• **Provided data**
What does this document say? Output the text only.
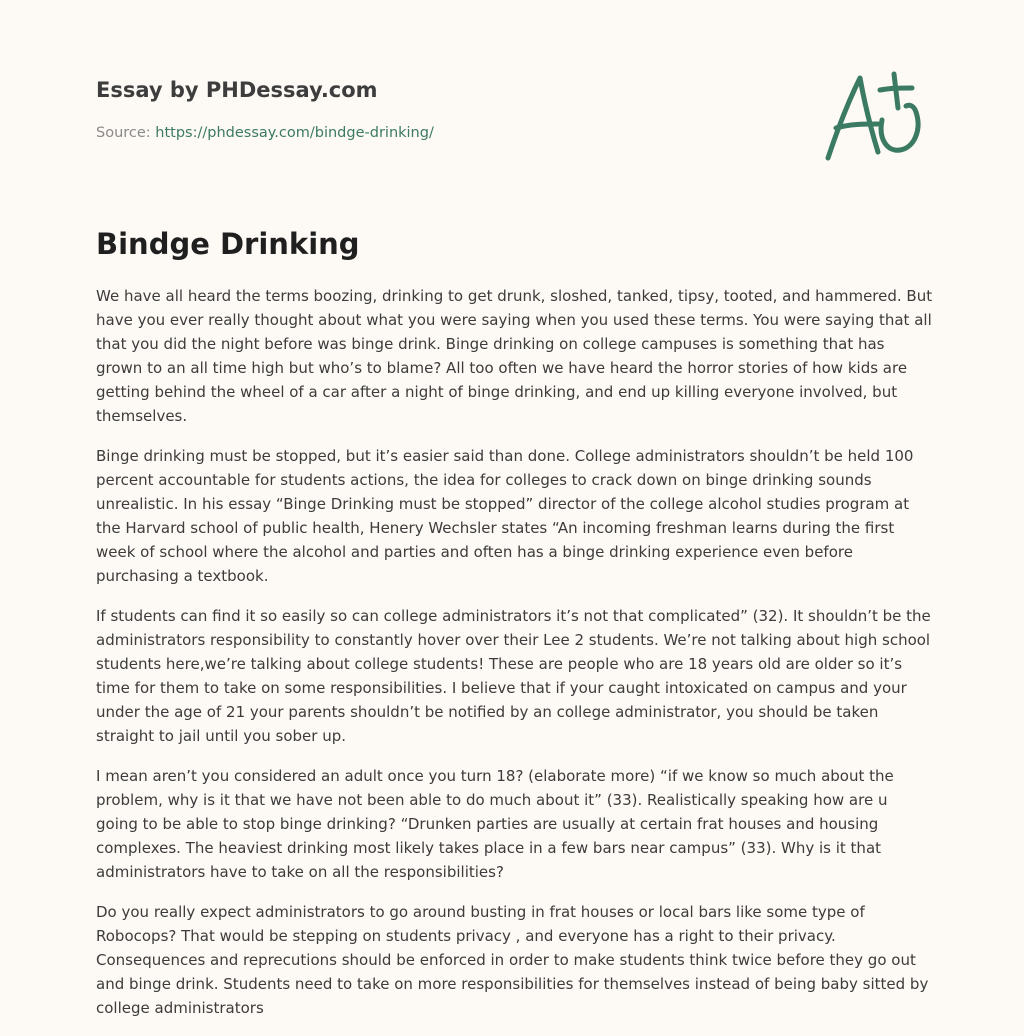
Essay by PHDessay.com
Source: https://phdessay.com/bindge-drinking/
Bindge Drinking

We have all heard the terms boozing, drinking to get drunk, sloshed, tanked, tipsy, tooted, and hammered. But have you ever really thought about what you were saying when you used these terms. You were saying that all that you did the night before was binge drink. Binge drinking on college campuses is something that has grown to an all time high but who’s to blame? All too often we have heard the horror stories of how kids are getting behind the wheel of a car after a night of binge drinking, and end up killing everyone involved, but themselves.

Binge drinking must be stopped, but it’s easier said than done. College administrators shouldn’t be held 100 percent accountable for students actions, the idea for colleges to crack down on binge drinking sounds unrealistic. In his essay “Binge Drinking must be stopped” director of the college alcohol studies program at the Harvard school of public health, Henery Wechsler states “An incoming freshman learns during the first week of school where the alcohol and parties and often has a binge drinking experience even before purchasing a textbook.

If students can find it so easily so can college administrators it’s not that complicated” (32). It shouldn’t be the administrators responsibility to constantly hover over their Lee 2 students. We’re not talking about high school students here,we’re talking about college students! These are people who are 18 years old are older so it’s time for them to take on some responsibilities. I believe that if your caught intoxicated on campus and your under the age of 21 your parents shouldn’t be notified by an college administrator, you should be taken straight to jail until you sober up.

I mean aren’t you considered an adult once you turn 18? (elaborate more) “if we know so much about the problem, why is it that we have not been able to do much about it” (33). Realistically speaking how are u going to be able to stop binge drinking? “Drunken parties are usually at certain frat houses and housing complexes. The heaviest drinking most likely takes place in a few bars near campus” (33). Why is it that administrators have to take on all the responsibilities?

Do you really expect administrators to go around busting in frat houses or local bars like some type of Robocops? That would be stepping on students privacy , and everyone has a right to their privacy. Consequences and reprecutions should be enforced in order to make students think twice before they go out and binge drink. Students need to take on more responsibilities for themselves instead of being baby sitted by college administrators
* * *
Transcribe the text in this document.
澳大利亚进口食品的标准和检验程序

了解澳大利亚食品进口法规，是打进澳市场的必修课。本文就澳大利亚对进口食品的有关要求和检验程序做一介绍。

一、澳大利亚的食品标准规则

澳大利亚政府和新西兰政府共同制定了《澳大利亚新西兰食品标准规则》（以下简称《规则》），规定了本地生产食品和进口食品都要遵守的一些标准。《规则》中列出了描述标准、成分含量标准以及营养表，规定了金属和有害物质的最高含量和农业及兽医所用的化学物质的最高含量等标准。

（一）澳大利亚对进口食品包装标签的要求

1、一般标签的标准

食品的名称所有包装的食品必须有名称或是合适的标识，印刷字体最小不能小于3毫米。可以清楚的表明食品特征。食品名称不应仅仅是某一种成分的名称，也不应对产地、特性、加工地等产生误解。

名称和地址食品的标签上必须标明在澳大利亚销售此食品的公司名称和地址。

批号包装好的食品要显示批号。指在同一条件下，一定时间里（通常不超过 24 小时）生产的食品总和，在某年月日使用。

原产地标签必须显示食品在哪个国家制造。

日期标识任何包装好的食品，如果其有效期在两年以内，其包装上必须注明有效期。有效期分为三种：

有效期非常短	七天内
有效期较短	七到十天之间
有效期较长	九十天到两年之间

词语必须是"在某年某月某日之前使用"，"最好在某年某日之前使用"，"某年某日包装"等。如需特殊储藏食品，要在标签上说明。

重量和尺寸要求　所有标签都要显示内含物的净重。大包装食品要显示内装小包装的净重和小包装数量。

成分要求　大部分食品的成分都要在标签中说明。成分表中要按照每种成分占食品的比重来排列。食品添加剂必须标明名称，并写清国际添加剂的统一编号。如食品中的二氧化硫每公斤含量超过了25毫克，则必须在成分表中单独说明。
...
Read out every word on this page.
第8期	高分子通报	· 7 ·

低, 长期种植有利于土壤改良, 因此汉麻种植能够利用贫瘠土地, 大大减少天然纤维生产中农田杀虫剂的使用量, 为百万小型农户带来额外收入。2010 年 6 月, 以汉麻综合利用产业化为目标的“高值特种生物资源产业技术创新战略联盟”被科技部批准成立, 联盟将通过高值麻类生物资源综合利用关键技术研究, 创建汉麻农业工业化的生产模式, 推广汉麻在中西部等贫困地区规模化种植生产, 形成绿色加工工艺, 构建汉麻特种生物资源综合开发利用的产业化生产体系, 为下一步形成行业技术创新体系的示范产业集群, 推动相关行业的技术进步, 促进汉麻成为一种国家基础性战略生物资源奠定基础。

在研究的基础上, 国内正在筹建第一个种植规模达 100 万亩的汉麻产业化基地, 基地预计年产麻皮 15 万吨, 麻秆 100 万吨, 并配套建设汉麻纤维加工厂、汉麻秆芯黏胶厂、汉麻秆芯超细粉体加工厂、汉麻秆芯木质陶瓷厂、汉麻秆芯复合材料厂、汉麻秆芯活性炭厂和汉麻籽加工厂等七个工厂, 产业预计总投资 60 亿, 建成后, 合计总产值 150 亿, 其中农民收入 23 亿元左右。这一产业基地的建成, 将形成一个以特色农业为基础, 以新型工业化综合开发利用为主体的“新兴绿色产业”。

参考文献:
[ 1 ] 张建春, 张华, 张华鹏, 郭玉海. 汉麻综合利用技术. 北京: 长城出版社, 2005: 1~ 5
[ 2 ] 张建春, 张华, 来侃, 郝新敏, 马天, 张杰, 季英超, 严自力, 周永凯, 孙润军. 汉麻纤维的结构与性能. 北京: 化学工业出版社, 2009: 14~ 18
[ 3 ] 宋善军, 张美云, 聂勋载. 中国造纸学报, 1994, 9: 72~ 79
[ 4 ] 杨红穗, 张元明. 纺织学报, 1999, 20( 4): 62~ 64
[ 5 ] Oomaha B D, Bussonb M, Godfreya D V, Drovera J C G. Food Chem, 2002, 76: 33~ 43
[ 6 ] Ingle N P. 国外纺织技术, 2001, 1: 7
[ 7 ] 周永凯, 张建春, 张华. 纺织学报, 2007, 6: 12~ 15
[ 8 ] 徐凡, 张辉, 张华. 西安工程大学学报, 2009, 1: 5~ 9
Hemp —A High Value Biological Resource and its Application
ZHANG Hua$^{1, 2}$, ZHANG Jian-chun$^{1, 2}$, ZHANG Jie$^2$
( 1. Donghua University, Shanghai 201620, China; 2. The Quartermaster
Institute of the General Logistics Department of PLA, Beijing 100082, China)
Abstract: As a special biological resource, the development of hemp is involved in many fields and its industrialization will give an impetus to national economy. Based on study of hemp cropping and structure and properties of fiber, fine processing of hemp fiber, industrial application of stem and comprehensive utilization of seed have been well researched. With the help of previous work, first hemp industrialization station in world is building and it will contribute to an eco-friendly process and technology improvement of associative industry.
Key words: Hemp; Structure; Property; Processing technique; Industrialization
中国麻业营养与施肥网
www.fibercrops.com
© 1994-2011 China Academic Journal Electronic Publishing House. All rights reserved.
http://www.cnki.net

• **Instructions to follow**
Extract every line from the records above that contains the word "document".

• **The completed task**
What does this document say? Output the text only.
Transcribe the text in this document.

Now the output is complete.